### What is asked
Reply with only the number of lines that contain the string "xlabel".

## BEGIN

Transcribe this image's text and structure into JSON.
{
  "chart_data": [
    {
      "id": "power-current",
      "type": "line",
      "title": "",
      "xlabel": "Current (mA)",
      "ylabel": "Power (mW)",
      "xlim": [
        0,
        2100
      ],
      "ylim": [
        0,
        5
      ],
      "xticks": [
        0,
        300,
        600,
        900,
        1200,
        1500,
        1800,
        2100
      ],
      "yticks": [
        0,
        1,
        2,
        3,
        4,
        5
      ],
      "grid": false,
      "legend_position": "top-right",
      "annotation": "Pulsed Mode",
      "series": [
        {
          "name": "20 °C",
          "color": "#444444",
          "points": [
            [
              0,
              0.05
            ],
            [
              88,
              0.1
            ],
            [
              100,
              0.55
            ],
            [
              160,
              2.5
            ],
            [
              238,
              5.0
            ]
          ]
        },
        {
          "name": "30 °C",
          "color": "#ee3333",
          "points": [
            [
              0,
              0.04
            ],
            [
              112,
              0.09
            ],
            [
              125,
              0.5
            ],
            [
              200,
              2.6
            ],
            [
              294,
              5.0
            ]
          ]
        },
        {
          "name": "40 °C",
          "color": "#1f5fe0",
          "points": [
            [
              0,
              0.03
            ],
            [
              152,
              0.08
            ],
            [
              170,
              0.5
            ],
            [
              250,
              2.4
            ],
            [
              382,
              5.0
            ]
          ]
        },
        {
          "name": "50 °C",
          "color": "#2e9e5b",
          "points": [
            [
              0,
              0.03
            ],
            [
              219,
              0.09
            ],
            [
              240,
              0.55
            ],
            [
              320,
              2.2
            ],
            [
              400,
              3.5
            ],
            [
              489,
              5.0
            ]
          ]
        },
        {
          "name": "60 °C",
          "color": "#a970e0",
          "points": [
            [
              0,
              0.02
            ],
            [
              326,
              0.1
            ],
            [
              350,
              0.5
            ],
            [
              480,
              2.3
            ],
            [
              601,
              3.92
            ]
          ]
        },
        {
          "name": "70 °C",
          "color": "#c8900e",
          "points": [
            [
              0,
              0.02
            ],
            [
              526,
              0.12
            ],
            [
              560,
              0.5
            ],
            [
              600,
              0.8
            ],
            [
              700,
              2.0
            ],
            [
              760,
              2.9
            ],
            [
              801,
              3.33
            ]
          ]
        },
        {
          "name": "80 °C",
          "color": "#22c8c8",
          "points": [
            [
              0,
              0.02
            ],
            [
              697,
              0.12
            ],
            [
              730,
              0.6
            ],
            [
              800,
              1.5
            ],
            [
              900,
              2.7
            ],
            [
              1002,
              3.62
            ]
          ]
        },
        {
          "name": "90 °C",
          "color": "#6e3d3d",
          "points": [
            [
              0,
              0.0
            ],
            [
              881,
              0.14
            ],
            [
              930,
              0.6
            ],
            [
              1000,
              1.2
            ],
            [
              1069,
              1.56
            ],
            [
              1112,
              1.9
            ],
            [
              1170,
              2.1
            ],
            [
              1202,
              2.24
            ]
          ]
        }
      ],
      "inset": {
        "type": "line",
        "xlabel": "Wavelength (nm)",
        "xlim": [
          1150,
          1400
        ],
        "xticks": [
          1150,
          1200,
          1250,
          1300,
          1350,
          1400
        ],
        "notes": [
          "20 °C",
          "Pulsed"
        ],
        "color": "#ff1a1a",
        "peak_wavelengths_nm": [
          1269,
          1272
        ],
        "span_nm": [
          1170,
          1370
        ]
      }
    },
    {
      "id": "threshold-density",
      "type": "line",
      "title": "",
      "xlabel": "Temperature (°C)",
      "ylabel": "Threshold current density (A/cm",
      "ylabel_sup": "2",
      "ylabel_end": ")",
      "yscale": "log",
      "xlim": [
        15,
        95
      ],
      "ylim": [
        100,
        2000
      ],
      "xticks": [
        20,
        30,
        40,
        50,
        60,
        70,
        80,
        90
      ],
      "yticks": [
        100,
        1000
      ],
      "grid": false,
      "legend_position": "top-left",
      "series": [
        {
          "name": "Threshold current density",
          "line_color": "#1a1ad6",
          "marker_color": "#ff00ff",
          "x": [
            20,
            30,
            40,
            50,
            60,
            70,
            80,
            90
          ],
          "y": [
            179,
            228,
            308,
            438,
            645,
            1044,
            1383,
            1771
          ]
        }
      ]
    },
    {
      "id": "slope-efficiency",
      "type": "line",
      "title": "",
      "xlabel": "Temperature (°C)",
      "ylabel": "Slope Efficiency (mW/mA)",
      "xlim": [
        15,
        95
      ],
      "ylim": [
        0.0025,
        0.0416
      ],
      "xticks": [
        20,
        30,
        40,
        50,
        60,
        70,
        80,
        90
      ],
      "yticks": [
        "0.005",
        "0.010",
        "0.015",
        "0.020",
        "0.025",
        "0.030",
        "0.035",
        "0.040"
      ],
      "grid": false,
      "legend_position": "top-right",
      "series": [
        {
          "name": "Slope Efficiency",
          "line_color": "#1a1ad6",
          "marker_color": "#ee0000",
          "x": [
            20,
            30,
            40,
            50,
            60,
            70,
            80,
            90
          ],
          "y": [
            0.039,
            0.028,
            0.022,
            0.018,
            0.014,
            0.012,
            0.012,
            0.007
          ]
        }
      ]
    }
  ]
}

## END
## BEGIN

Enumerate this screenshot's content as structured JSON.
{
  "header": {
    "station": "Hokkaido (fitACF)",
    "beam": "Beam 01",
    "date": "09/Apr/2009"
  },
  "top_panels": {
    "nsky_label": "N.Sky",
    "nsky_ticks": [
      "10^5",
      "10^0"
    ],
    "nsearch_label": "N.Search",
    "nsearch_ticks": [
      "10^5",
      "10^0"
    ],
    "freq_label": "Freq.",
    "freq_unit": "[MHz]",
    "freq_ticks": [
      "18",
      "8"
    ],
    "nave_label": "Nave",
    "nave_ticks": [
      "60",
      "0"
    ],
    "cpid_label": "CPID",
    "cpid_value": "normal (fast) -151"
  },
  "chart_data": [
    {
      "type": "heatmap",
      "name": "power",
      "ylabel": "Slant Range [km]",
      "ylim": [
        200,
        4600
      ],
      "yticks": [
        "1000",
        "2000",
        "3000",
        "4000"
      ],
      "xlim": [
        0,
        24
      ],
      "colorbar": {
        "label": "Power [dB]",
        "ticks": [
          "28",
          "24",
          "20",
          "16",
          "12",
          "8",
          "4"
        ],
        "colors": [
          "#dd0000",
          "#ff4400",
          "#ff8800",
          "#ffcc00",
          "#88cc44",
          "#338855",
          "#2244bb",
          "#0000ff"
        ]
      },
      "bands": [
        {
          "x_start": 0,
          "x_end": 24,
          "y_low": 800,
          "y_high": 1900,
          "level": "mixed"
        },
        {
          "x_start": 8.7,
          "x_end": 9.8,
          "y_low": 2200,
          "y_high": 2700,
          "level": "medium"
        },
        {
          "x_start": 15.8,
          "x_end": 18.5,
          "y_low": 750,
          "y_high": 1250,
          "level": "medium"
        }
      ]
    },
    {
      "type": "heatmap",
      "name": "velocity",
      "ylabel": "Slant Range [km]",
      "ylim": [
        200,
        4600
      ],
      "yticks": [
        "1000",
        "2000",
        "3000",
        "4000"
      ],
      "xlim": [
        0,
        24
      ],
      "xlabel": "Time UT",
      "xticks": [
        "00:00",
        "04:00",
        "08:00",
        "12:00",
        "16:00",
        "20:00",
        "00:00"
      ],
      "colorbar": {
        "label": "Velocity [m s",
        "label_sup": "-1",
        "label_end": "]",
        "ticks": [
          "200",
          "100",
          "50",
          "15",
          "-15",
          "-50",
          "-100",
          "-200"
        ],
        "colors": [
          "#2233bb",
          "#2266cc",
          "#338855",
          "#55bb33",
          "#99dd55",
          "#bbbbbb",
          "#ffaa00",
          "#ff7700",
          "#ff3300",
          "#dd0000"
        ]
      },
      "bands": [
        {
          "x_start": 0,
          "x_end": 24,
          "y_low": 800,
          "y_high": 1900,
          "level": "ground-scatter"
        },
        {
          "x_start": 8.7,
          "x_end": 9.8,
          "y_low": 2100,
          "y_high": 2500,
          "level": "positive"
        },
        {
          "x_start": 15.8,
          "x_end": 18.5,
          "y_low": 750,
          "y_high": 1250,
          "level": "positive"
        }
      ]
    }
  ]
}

## END

### Problem solution
5